Word for word, print each line of the listing below; pictures stay out.

Records from a data source
********************

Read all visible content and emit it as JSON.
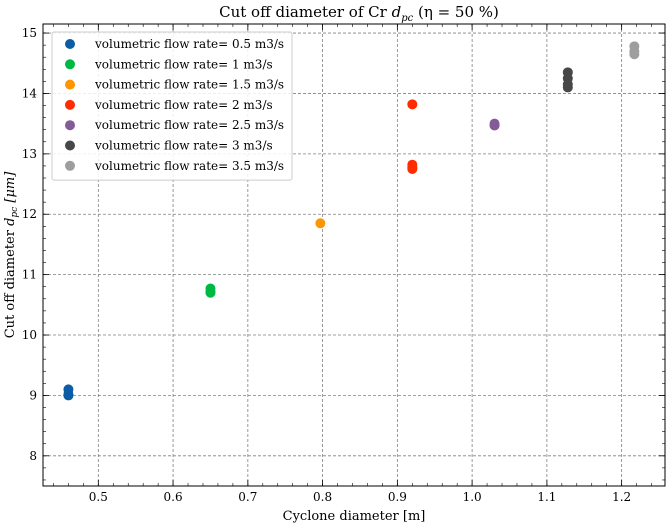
{
  "chart_data": {
    "type": "scatter",
    "title": "Cut off diameter of Cr d_pc (η = 50 %)",
    "title_parts": {
      "pre": "Cut off diameter of Cr ",
      "sym": "d",
      "sub": "pc",
      "post": " (η = 50 %)"
    },
    "xlabel": "Cyclone diameter [m]",
    "ylabel_parts": {
      "pre": "Cut off diameter ",
      "sym": "d",
      "sub": "pc",
      "post": " [μm]"
    },
    "xlim": [
      0.426,
      1.258
    ],
    "ylim": [
      7.5,
      15.15
    ],
    "xticks": [
      "0.5",
      "0.6",
      "0.7",
      "0.8",
      "0.9",
      "1.0",
      "1.1",
      "1.2"
    ],
    "yticks": [
      "8",
      "9",
      "10",
      "11",
      "12",
      "13",
      "14",
      "15"
    ],
    "grid": true,
    "legend_position": "top-left",
    "series": [
      {
        "name": "volumetric flow rate= 0.5 m3/s",
        "color": "#0C5DA5",
        "points": [
          [
            0.46,
            9.0
          ],
          [
            0.46,
            9.02
          ],
          [
            0.46,
            9.1
          ]
        ]
      },
      {
        "name": "volumetric flow rate= 1 m3/s",
        "color": "#00B945",
        "points": [
          [
            0.65,
            10.7
          ],
          [
            0.65,
            10.72
          ],
          [
            0.65,
            10.77
          ]
        ]
      },
      {
        "name": "volumetric flow rate= 1.5 m3/s",
        "color": "#FF9500",
        "points": [
          [
            0.797,
            11.85
          ]
        ]
      },
      {
        "name": "volumetric flow rate= 2 m3/s",
        "color": "#FF2C00",
        "points": [
          [
            0.92,
            12.75
          ],
          [
            0.92,
            12.78
          ],
          [
            0.92,
            12.82
          ],
          [
            0.92,
            13.82
          ]
        ]
      },
      {
        "name": "volumetric flow rate= 2.5 m3/s",
        "color": "#845B97",
        "points": [
          [
            1.03,
            13.47
          ],
          [
            1.03,
            13.5
          ]
        ]
      },
      {
        "name": "volumetric flow rate= 3 m3/s",
        "color": "#474747",
        "points": [
          [
            1.128,
            14.1
          ],
          [
            1.128,
            14.15
          ],
          [
            1.128,
            14.25
          ],
          [
            1.128,
            14.35
          ]
        ]
      },
      {
        "name": "volumetric flow rate= 3.5 m3/s",
        "color": "#9E9E9E",
        "points": [
          [
            1.217,
            14.65
          ],
          [
            1.217,
            14.7
          ],
          [
            1.217,
            14.78
          ]
        ]
      }
    ]
  }
}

********************

## EXPECTED OUTPUT:
Read all visible content and emit it as JSON.
{
  "chart_data": {
    "type": "scatter",
    "title": "Cut off diameter of Cr d_pc (η = 50 %)",
    "title_parts": {
      "pre": "Cut off diameter of Cr ",
      "sym": "d",
      "sub": "pc",
      "post": " (η = 50 %)"
    },
    "xlabel": "Cyclone diameter [m]",
    "ylabel_parts": {
      "pre": "Cut off diameter ",
      "sym": "d",
      "sub": "pc",
      "post": " [μm]"
    },
    "xlim": [
      0.426,
      1.258
    ],
    "ylim": [
      7.5,
      15.15
    ],
    "xticks": [
      "0.5",
      "0.6",
      "0.7",
      "0.8",
      "0.9",
      "1.0",
      "1.1",
      "1.2"
    ],
    "yticks": [
      "8",
      "9",
      "10",
      "11",
      "12",
      "13",
      "14",
      "15"
    ],
    "grid": true,
    "legend_position": "top-left",
    "series": [
      {
        "name": "volumetric flow rate= 0.5 m3/s",
        "color": "#0C5DA5",
        "points": [
          [
            0.46,
            9.0
          ],
          [
            0.46,
            9.02
          ],
          [
            0.46,
            9.1
          ]
        ]
      },
      {
        "name": "volumetric flow rate= 1 m3/s",
        "color": "#00B945",
        "points": [
          [
            0.65,
            10.7
          ],
          [
            0.65,
            10.72
          ],
          [
            0.65,
            10.77
          ]
        ]
      },
      {
        "name": "volumetric flow rate= 1.5 m3/s",
        "color": "#FF9500",
        "points": [
          [
            0.797,
            11.85
          ]
        ]
      },
      {
        "name": "volumetric flow rate= 2 m3/s",
        "color": "#FF2C00",
        "points": [
          [
            0.92,
            12.75
          ],
          [
            0.92,
            12.78
          ],
          [
            0.92,
            12.82
          ],
          [
            0.92,
            13.82
          ]
        ]
      },
      {
        "name": "volumetric flow rate= 2.5 m3/s",
        "color": "#845B97",
        "points": [
          [
            1.03,
            13.47
          ],
          [
            1.03,
            13.5
          ]
        ]
      },
      {
        "name": "volumetric flow rate= 3 m3/s",
        "color": "#474747",
        "points": [
          [
            1.128,
            14.1
          ],
          [
            1.128,
            14.15
          ],
          [
            1.128,
            14.25
          ],
          [
            1.128,
            14.35
          ]
        ]
      },
      {
        "name": "volumetric flow rate= 3.5 m3/s",
        "color": "#9E9E9E",
        "points": [
          [
            1.217,
            14.65
          ],
          [
            1.217,
            14.7
          ],
          [
            1.217,
            14.78
          ]
        ]
      }
    ]
  }
}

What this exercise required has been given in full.